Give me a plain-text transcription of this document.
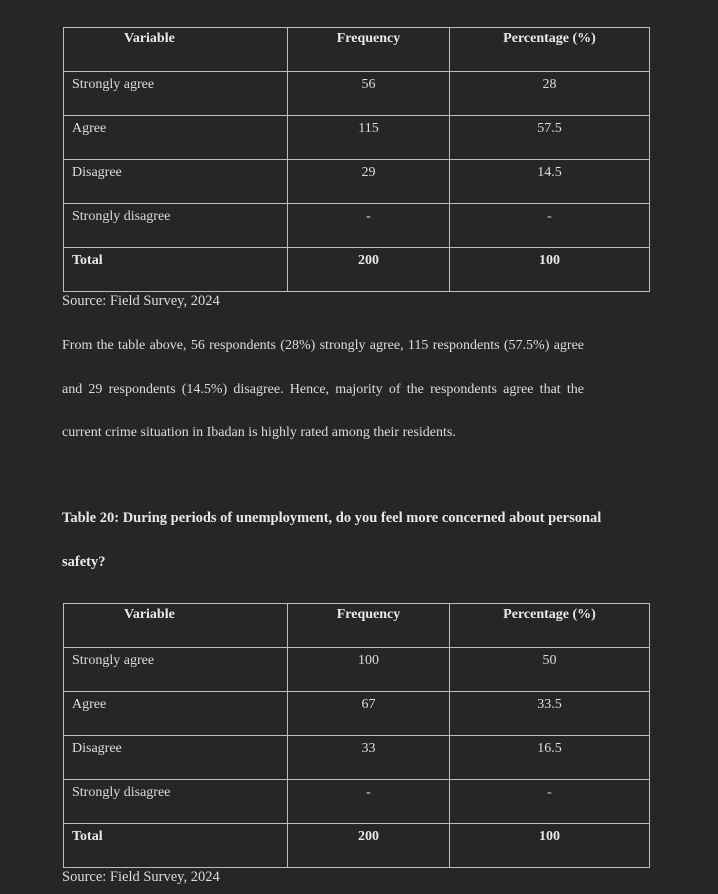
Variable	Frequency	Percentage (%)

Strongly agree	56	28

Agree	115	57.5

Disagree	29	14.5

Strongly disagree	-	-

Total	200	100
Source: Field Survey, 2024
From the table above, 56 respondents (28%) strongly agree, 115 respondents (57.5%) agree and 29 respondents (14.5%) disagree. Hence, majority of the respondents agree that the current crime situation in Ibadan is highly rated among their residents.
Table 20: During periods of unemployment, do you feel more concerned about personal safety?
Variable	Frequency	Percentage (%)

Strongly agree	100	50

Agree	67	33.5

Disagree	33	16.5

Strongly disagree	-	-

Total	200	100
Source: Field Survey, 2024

Instructions to follow:
Retype every entry verbatim and exclude the pictures from the copy.

Answer below:
Give me a plain-text transcription of this document.
Variable	Frequency	Percentage (%)

Strongly agree	56	28

Agree	115	57.5

Disagree	29	14.5

Strongly disagree	-	-

Total	200	100
Source: Field Survey, 2024
From the table above, 56 respondents (28%) strongly agree, 115 respondents (57.5%) agree and 29 respondents (14.5%) disagree. Hence, majority of the respondents agree that the current crime situation in Ibadan is highly rated among their residents.
Table 20: During periods of unemployment, do you feel more concerned about personal safety?
Variable	Frequency	Percentage (%)

Strongly agree	100	50

Agree	67	33.5

Disagree	33	16.5

Strongly disagree	-	-

Total	200	100
Source: Field Survey, 2024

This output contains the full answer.